======== DOCUMENT PASSAGE ========

Advertisement

Topanga Development

Share

* It was with outrage that we read Alexander Cockburn’s Column Left, “Speculation vs. Democracy in Topanga” (Feb. 3). As longtime Topanga residents who have a history of community involvement, we feel compelled to address the blatant inaccuracies in Cockburn’s article regarding Topanga and Canyon Oaks, the proposed residential and recreational project that was approved by the L.A. County Regional Planning Commission and awaits approval by the L.A. County Board of Supervisors on Feb. 10. We support the decision of the planning commission, which found that Canyon Oaks does conform to the L.A. County General Plan and the Santa Monica Mountains Area Plan.

Contrary to Cockburn’s column, Topanga Canyon is not the folksy rural community of “largely moderate income,” nor are most of its residents the “unpretentious environmentalists” Cockburn would have you believe. According to the 1990 Census, the average family income in Topanga is $100,000. The average home price is more than $437,000 and 99% of the population is Caucasian--numbers that add up to an “elitist” population.

On the subject of water, Cockburn claims that the proposed golf course will require several times the daily water use of the community. To the contrary, golf courses, on the average, use less water per square foot than a residential subdivision of the same size.

Advertisement

More importantly, if Canyon Oaks is approved, never again will water be cut off in Topanga by the natural disasters the canyon has suffered recently, such as last year’s fires and the January earthquake which ruptured Topanga’s sole water pipeline. Canyon Oaks will provide a vital secondary water source. It will store, not use, 1.6 million gallons of water each day.

As residents who live closer to and will be more affected by the project than those who claim opposition, we support Canyon Oaks as proposed. Our group, the Friends of Canyon Oaks, includes more than 200 people who live in the immediate area, as well as another 200 who live within a five-mile radius of the property.

PAUL COOK, WILLIAM DILLON

Topanga

* Thanks to Cockburn for his commentary on Topanga’s long battle against the powers of greed and insensitivity. After years of preliminary hearings and endless delays, the developer’s project was denied in 1991. Within two weeks the denial was reversed.

The Topanga Canyon Town Council and we, at the Topanga Assn. for a Scenic Community (TASC), initiated a meeting with the new owners to help create a plan that would be far less destructive. The golf course resulting from the grading of more than 3.5 million cubic yards of Santa Monica Mountain tops at the headwaters of Topanga Creek remains the most environmentally egregious aspect of the plan. In 1992, the Santa Monica Mountains Conservancy offered $10 million to buy the land. Fair market value, alas, was not enough for the developer. Instead, the developer launched an expensive public relations campaign to discredit the community opposition; to offer handouts (called community benefits) intended to compensate for bulldozing 80% of the mountainous landscape, and to woo state decision-makers to reject the notion that the land be declared a worthy candidate for parkland acquisition.

Each year, over 10,000 schoolchildren visit Topanga State Park and the Will Geer Theatricum Botanicum (for Youth Drama Days). This should represent Topanga Canyon, not a gated enclave with annual golf club fees of $55,000.

========

WHAT TO WORK ON -
Can you repeat the passage of the Topanga development letters that begins at the words "As residents who" and stops after "of the property.", swapping "Friends of Canyon Oaks" for "Neighbors of Canyon Oaks"?

======== DATA ========

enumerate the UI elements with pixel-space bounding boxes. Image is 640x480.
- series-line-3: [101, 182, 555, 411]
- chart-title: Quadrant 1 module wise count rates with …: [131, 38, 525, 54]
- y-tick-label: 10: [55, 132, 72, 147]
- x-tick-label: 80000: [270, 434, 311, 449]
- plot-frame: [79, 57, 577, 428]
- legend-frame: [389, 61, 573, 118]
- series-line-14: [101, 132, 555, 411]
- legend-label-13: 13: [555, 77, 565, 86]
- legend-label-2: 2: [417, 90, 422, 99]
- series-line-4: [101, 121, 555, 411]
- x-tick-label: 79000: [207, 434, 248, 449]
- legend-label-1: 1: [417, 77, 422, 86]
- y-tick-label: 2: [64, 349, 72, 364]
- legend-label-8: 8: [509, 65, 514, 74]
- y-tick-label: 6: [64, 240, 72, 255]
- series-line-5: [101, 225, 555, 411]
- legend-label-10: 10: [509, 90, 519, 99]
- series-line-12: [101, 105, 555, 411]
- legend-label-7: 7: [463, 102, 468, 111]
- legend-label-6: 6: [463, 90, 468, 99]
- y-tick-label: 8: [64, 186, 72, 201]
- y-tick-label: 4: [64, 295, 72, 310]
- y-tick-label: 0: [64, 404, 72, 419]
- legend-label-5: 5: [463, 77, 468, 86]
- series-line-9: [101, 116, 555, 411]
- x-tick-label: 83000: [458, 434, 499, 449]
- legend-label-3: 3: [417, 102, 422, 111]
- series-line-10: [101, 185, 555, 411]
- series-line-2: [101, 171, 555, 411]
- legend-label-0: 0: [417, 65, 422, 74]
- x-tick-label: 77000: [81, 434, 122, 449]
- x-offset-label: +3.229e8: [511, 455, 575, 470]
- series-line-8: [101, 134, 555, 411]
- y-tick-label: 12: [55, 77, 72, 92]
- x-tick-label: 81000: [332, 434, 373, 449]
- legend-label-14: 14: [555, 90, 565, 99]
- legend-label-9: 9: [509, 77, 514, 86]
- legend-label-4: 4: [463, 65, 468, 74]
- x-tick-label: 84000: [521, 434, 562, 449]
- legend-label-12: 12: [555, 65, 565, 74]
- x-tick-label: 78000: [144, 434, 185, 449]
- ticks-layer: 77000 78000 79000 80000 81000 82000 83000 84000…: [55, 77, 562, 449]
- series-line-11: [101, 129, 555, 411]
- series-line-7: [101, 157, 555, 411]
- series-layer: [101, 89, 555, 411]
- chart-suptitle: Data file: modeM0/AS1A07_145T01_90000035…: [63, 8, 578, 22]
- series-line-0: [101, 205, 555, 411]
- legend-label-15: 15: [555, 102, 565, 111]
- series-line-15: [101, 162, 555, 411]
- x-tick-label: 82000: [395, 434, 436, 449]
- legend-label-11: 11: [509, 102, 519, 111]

========

SOLUTION -
As residents who live closer to and will be more affected by the project than those who claim opposition, we support Canyon Oaks as proposed. Our group, the Neighbors of Canyon Oaks, includes more than 200 people who live in the immediate area, as well as another 200 who live within a five-mile radius of the property.